WHAT IS BEING ASKED: An exact copy of every record is needed.

* START SUPPLIED MATERIAL *

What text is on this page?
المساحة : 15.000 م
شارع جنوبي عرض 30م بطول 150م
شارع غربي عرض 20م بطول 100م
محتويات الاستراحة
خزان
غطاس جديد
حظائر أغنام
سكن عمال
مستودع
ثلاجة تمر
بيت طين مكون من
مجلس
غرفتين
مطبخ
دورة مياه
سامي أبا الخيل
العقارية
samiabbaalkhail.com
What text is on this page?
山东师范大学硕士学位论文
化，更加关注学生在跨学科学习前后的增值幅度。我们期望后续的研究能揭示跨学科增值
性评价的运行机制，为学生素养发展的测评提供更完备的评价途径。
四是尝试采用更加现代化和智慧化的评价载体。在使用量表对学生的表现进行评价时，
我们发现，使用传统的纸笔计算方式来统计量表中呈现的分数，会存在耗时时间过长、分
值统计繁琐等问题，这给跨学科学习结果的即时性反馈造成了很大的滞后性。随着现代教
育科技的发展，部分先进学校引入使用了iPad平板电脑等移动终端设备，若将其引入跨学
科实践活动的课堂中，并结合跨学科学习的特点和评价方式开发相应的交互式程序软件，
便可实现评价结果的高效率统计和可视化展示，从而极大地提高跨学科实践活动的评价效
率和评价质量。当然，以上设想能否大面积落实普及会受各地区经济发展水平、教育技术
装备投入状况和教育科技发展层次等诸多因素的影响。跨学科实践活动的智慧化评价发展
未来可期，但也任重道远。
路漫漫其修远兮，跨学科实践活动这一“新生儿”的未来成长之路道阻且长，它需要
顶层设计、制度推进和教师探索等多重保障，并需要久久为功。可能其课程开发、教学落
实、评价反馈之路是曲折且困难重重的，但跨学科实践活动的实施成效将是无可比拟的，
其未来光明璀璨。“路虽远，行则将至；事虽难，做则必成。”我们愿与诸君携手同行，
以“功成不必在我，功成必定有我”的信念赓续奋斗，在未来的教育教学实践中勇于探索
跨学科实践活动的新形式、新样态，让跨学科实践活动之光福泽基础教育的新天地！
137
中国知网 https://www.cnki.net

* END SUPPLIED MATERIAL *

REPLY TO THE TASK:
What text is on this page?
المساحة : 15.000 م
شارع جنوبي عرض 30م بطول 150م
شارع غربي عرض 20م بطول 100م
محتويات الاستراحة
خزان
غطاس جديد
حظائر أغنام
سكن عمال
مستودع
ثلاجة تمر
بيت طين مكون من
مجلس
غرفتين
مطبخ
دورة مياه
سامي أبا الخيل
العقارية
samiabbaalkhail.com
What text is on this page?
山东师范大学硕士学位论文
化，更加关注学生在跨学科学习前后的增值幅度。我们期望后续的研究能揭示跨学科增值
性评价的运行机制，为学生素养发展的测评提供更完备的评价途径。
四是尝试采用更加现代化和智慧化的评价载体。在使用量表对学生的表现进行评价时，
我们发现，使用传统的纸笔计算方式来统计量表中呈现的分数，会存在耗时时间过长、分
值统计繁琐等问题，这给跨学科学习结果的即时性反馈造成了很大的滞后性。随着现代教
育科技的发展，部分先进学校引入使用了iPad平板电脑等移动终端设备，若将其引入跨学
科实践活动的课堂中，并结合跨学科学习的特点和评价方式开发相应的交互式程序软件，
便可实现评价结果的高效率统计和可视化展示，从而极大地提高跨学科实践活动的评价效
率和评价质量。当然，以上设想能否大面积落实普及会受各地区经济发展水平、教育技术
装备投入状况和教育科技发展层次等诸多因素的影响。跨学科实践活动的智慧化评价发展
未来可期，但也任重道远。
路漫漫其修远兮，跨学科实践活动这一“新生儿”的未来成长之路道阻且长，它需要
顶层设计、制度推进和教师探索等多重保障，并需要久久为功。可能其课程开发、教学落
实、评价反馈之路是曲折且困难重重的，但跨学科实践活动的实施成效将是无可比拟的，
其未来光明璀璨。“路虽远，行则将至；事虽难，做则必成。”我们愿与诸君携手同行，
以“功成不必在我，功成必定有我”的信念赓续奋斗，在未来的教育教学实践中勇于探索
跨学科实践活动的新形式、新样态，让跨学科实践活动之光福泽基础教育的新天地！
137
中国知网 https://www.cnki.net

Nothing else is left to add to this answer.